> **ARTIKEL**
▼
Protokoll der Sitzung vom 27.09.2018

Kommen Sie bitte zum Ende.

– berücksichtigt dieser Standpunkt nicht die Ängste und Sicherheitsbedürfnisse unserer Bürgerinnen und Bürger.

Die Zeit ist vorbei.

Der Rest folgt in einer zweiten Runde.

(Beifall bei der SPD, den GRÜNEN und vereinzelt bei den LINKEN)

Für die AfDFraktion spricht Herr Abg. Wippel. Bitte.

Sehr geehrte Frau Präsidentin! Sehr geehrte Kolleginnen und Kollegen Abgeordnete! „Seenotrettung ist kein Verbrechen – das andere Sachsen handelt!“ lautet die Debatte, die die GRÜNEN heute eingebracht haben und zu der ich mich auch äußern werde. Eines ist völlig klar: Wir reden über Einzelfälle, über Zahlen und über Menschen. Hinter jeder Zahl, die auch in dem kommenden Redebeitrag folgen wird, steckt ein Menschenleben, und wenn man sein Leben verliert, ist das mit Sicherheit qualvoll. Das ist uns völlig klar.
▲
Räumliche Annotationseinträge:
▼
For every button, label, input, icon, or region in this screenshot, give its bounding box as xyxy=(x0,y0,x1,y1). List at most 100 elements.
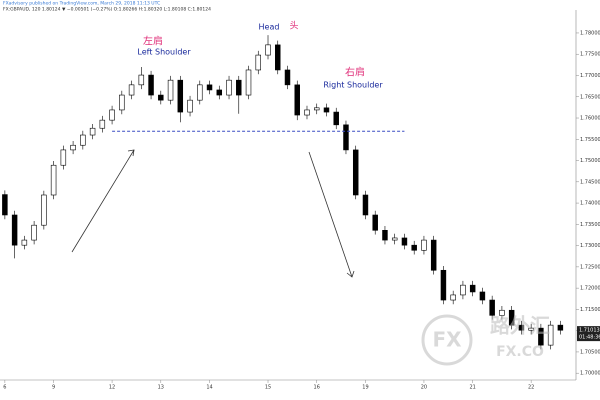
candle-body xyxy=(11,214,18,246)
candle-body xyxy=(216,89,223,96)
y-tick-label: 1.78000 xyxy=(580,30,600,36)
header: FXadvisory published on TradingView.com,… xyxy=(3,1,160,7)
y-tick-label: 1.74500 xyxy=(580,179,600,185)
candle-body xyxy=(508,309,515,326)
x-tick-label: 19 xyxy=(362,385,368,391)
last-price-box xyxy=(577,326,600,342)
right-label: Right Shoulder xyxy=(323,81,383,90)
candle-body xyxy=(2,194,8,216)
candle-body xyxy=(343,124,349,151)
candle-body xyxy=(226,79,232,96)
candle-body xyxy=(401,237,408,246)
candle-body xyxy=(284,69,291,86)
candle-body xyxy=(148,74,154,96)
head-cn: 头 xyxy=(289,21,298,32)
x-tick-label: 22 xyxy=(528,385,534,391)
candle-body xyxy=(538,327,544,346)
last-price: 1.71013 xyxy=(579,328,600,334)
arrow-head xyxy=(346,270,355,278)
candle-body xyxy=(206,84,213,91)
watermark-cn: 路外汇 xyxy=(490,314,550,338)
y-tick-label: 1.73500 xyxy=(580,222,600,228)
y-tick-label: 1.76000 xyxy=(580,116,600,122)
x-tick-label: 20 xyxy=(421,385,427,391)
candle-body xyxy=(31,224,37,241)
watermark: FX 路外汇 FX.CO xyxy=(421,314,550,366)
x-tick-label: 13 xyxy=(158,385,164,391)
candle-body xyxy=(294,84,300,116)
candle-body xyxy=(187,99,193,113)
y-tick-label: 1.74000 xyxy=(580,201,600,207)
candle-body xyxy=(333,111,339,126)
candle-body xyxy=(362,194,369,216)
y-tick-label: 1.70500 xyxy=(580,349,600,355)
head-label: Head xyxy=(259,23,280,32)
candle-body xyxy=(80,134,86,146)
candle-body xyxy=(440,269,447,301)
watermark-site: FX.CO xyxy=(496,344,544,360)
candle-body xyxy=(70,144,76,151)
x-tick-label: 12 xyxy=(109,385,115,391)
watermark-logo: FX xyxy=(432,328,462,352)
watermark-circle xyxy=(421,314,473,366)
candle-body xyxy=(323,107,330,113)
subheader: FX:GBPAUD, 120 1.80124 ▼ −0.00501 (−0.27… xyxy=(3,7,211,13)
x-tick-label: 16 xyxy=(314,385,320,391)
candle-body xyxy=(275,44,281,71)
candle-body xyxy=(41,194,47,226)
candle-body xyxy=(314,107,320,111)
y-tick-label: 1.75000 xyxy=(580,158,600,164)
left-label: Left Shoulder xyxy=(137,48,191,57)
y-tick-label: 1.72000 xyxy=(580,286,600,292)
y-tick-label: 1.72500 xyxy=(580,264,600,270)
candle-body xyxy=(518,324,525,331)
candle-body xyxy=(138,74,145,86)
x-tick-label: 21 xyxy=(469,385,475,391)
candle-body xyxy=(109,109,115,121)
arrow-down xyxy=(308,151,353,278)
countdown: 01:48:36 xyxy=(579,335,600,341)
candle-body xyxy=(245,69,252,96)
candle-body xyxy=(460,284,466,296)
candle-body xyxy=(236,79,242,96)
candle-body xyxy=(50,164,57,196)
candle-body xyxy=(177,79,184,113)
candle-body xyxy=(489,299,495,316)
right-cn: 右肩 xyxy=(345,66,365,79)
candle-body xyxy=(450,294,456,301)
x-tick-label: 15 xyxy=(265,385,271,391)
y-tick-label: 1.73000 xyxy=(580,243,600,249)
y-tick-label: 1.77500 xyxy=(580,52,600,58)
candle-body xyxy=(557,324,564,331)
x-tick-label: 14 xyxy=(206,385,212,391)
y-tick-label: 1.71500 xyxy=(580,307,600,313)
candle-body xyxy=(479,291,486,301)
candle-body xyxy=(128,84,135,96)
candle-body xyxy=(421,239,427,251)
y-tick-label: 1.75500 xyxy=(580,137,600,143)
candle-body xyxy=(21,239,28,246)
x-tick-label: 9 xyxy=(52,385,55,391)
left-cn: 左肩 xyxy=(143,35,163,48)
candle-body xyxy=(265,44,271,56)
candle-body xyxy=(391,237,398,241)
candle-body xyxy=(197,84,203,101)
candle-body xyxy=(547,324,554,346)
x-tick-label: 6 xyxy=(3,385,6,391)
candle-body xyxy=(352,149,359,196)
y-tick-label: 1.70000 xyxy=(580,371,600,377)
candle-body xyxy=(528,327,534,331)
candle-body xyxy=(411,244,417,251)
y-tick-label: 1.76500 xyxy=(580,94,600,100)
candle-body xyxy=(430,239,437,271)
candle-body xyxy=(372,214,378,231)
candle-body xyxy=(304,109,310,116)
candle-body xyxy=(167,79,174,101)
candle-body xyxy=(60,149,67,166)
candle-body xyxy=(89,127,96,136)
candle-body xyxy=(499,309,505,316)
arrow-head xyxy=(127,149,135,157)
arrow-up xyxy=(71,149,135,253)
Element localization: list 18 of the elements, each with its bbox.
▲
> **SCHRIFTLICHE AUFGABEN**
a – Schreibe den Abschnitt der Datensätze, der mit der Zeile mit „candle-body xyxy=(11,214,18,246)“ beginnt und mit der Zeile mit „x-tick-label: 21 xyxy=(469,385,475,391)“ endet, als nummerierte Liste um. Lass dabei Leerzeilen weg.
b – Setze das Sitzungsprotokoll an der Stelle fort, an der es aufhört.

> **ANTWORTEN ZUR ÜBUNG**
a –
1. candle-body xyxy=(11,214,18,246)
2. candle-body xyxy=(216,89,223,96)
3. y-tick-label: 1.78000 xyxy=(580,30,600,36)
4. header: FXadvisory published on TradingView.com,… xyxy=(3,1,160,7)
5. y-tick-label: 1.74500 xyxy=(580,179,600,185)
6. candle-body xyxy=(508,309,515,326)
7. x-tick-label: 19 xyxy=(362,385,368,391)
8. last-price-box xyxy=(577,326,600,342)
9. right-label: Right Shoulder xyxy=(323,81,383,90)
10. candle-body xyxy=(2,194,8,216)
11. candle-body xyxy=(343,124,349,151)
12. candle-body xyxy=(226,79,232,96)
13. candle-body xyxy=(401,237,408,246)
14. candle-body xyxy=(284,69,291,86)
15. candle-body xyxy=(148,74,154,96)
16. head-cn: 头 xyxy=(289,21,298,32)
17. x-tick-label: 22 xyxy=(528,385,534,391)
18. candle-body xyxy=(538,327,544,346)
19. last-price: 1.71013 xyxy=(579,328,600,334)
20. arrow-head xyxy=(346,270,355,278)
21. candle-body xyxy=(206,84,213,91)
22. watermark-cn: 路外汇 xyxy=(490,314,550,338)
23. y-tick-label: 1.73500 xyxy=(580,222,600,228)
24. y-tick-label: 1.76000 xyxy=(580,116,600,122)
25. x-tick-label: 20 xyxy=(421,385,427,391)
26. candle-body xyxy=(31,224,37,241)
27. watermark: FX 路外汇 FX.CO xyxy=(421,314,550,366)
28. x-tick-label: 13 xyxy=(158,385,164,391)
29. candle-body xyxy=(294,84,300,116)
30. candle-body xyxy=(187,99,193,113)
31. y-tick-label: 1.74000 xyxy=(580,201,600,207)
32. candle-body xyxy=(333,111,339,126)
33. candle-body xyxy=(362,194,369,216)
34. y-tick-label: 1.70500 xyxy=(580,349,600,355)
35. head-label: Head xyxy=(259,23,280,32)
36. candle-body xyxy=(80,134,86,146)
37. candle-body xyxy=(440,269,447,301)
38. watermark-site: FX.CO xyxy=(496,344,544,360)
39. candle-body xyxy=(70,144,76,151)
40. x-tick-label: 12 xyxy=(109,385,115,391)
41. watermark-logo: FX xyxy=(432,328,462,352)
42. watermark-circle xyxy=(421,314,473,366)
43. candle-body xyxy=(323,107,330,113)
44. subheader: FX:GBPAUD, 120 1.80124 ▼ −0.00501 (−0.27… xyxy=(3,7,211,13)
45. x-tick-label: 16 xyxy=(314,385,320,391)
46. candle-body xyxy=(275,44,281,71)
47. candle-body xyxy=(41,194,47,226)
48. candle-body xyxy=(314,107,320,111)
49. y-tick-label: 1.75000 xyxy=(580,158,600,164)
50. left-label: Left Shoulder xyxy=(137,48,191,57)
51. y-tick-label: 1.72000 xyxy=(580,286,600,292)
52. y-tick-label: 1.72500 xyxy=(580,264,600,270)
53. candle-body xyxy=(518,324,525,331)
54. candle-body xyxy=(138,74,145,86)
55. x-tick-label: 21 xyxy=(469,385,475,391)

b –
Trotzdem schauen wir in die Geschichte und da müssen wir uns die Fakten einfach ansehen. In den Jahren 2010 bis 2013 gab es auf der Überfahrt über das Mittelmeer zusammengerechnet weniger Tote als in jedem der Folgejahre. Die Todesrate lag bei denen, die über das Mittelmeer gefahren sind, bei 1 bis 2 %, wenn man die Zahlen der IOM als glaubwürdig ansehen kann. Selbstverständlich wird es eine Dunkelziffer geben, das ist völlig klar, aber diese wird im Verhältnis über die Jahre gleich geblieben sein. Im Jahr 2012 war die statistische Todesrate mit 2,2 % derer am höchsten, die überfahren wollten. Absolut in Zahlen gesehen war sie aber am niedrigsten, nämlich mit 500 Personen, die ihr Leben auf dem Mittelmeer gelassen haben.

Die niedrigste Todesrate gab es 2013, rein statistisch gesehen. Da lag sie bei 1 %. Aber im Jahr 2013 ist auch etwas passiert, was medial große Aufmerksamkeit bekommen hat: Vor Lampedusa hat ein Schiffsunglück stattgefunden, bei dem 250 Menschen ihr Leben lassen mussten. Fünf Tage später hat die italienische Regierung,

auch auf medialen Druck hin, die Operation Mare Nostrum ins Leben gerufen, die dann ein Jahr gelaufen ist.

Jetzt müssen wir schauen, was die Folge dessen war, was man getan hat. Der Flüchtlingsstrom über das Mittelmeer stieg an. Die Todesrate stieg im Jahr 2014 wieder auf 1,6 %. Die Zahl der Verstorbenen hat sich tatsächlich binnen eines Jahres verfünffacht – zu dem Zeitpunkt, als die Rettungsaktionen begonnen haben.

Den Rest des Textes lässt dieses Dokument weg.